Copy the entries below exactly. Images do not belong in the copy.

** BEGIN Data provided **

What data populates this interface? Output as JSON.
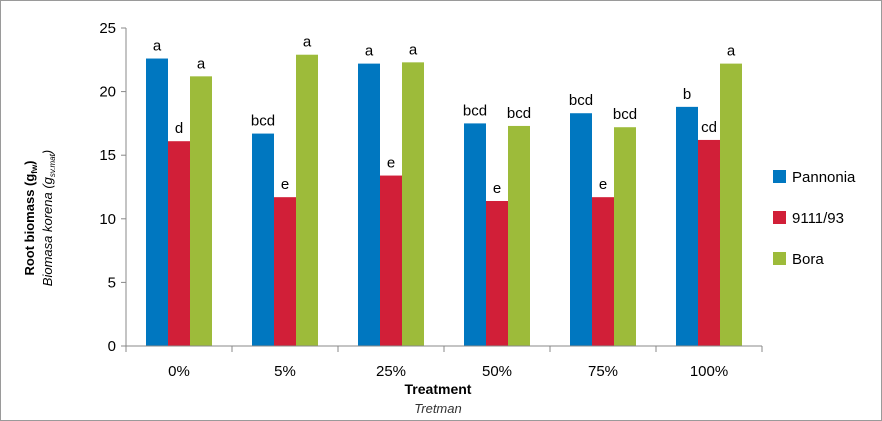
{
  "chart_data": {
    "type": "bar",
    "categories": [
      "0%",
      "5%",
      "25%",
      "50%",
      "75%",
      "100%"
    ],
    "series": [
      {
        "name": "Pannonia",
        "color": "#0077c0",
        "values": [
          22.6,
          16.7,
          22.2,
          17.5,
          18.3,
          18.8
        ],
        "labels": [
          "a",
          "bcd",
          "a",
          "bcd",
          "bcd",
          "b"
        ]
      },
      {
        "name": "9111/93",
        "color": "#d11f38",
        "values": [
          16.1,
          11.7,
          13.4,
          11.4,
          11.7,
          16.2
        ],
        "labels": [
          "d",
          "e",
          "e",
          "e",
          "e",
          "cd"
        ]
      },
      {
        "name": "Bora",
        "color": "#9dbb3a",
        "values": [
          21.2,
          22.9,
          22.3,
          17.3,
          17.2,
          22.2
        ],
        "labels": [
          "a",
          "a",
          "a",
          "bcd",
          "bcd",
          "a"
        ]
      }
    ],
    "xlabel": "Treatment",
    "xlabel_sub": "Tretman",
    "ylabel_main": "Root biomass (g",
    "ylabel_main_sub": "fw",
    "ylabel_main_end": ")",
    "ylabel_alt": "Biomasa korena (g",
    "ylabel_alt_sub": "sv.mat",
    "ylabel_alt_end": ")",
    "ylim": [
      0,
      25
    ],
    "yticks": [
      "0",
      "5",
      "10",
      "15",
      "20",
      "25"
    ],
    "grid": false,
    "legend_position": "right"
  }
}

** END Data provided **

■ Exercise output:
What data populates this interface? Output as JSON.
{
  "chart_data": {
    "type": "bar",
    "categories": [
      "0%",
      "5%",
      "25%",
      "50%",
      "75%",
      "100%"
    ],
    "series": [
      {
        "name": "Pannonia",
        "color": "#0077c0",
        "values": [
          22.6,
          16.7,
          22.2,
          17.5,
          18.3,
          18.8
        ],
        "labels": [
          "a",
          "bcd",
          "a",
          "bcd",
          "bcd",
          "b"
        ]
      },
      {
        "name": "9111/93",
        "color": "#d11f38",
        "values": [
          16.1,
          11.7,
          13.4,
          11.4,
          11.7,
          16.2
        ],
        "labels": [
          "d",
          "e",
          "e",
          "e",
          "e",
          "cd"
        ]
      },
      {
        "name": "Bora",
        "color": "#9dbb3a",
        "values": [
          21.2,
          22.9,
          22.3,
          17.3,
          17.2,
          22.2
        ],
        "labels": [
          "a",
          "a",
          "a",
          "bcd",
          "bcd",
          "a"
        ]
      }
    ],
    "xlabel": "Treatment",
    "xlabel_sub": "Tretman",
    "ylabel_main": "Root biomass (g",
    "ylabel_main_sub": "fw",
    "ylabel_main_end": ")",
    "ylabel_alt": "Biomasa korena (g",
    "ylabel_alt_sub": "sv.mat",
    "ylabel_alt_end": ")",
    "ylim": [
      0,
      25
    ],
    "yticks": [
      "0",
      "5",
      "10",
      "15",
      "20",
      "25"
    ],
    "grid": false,
    "legend_position": "right"
  }
}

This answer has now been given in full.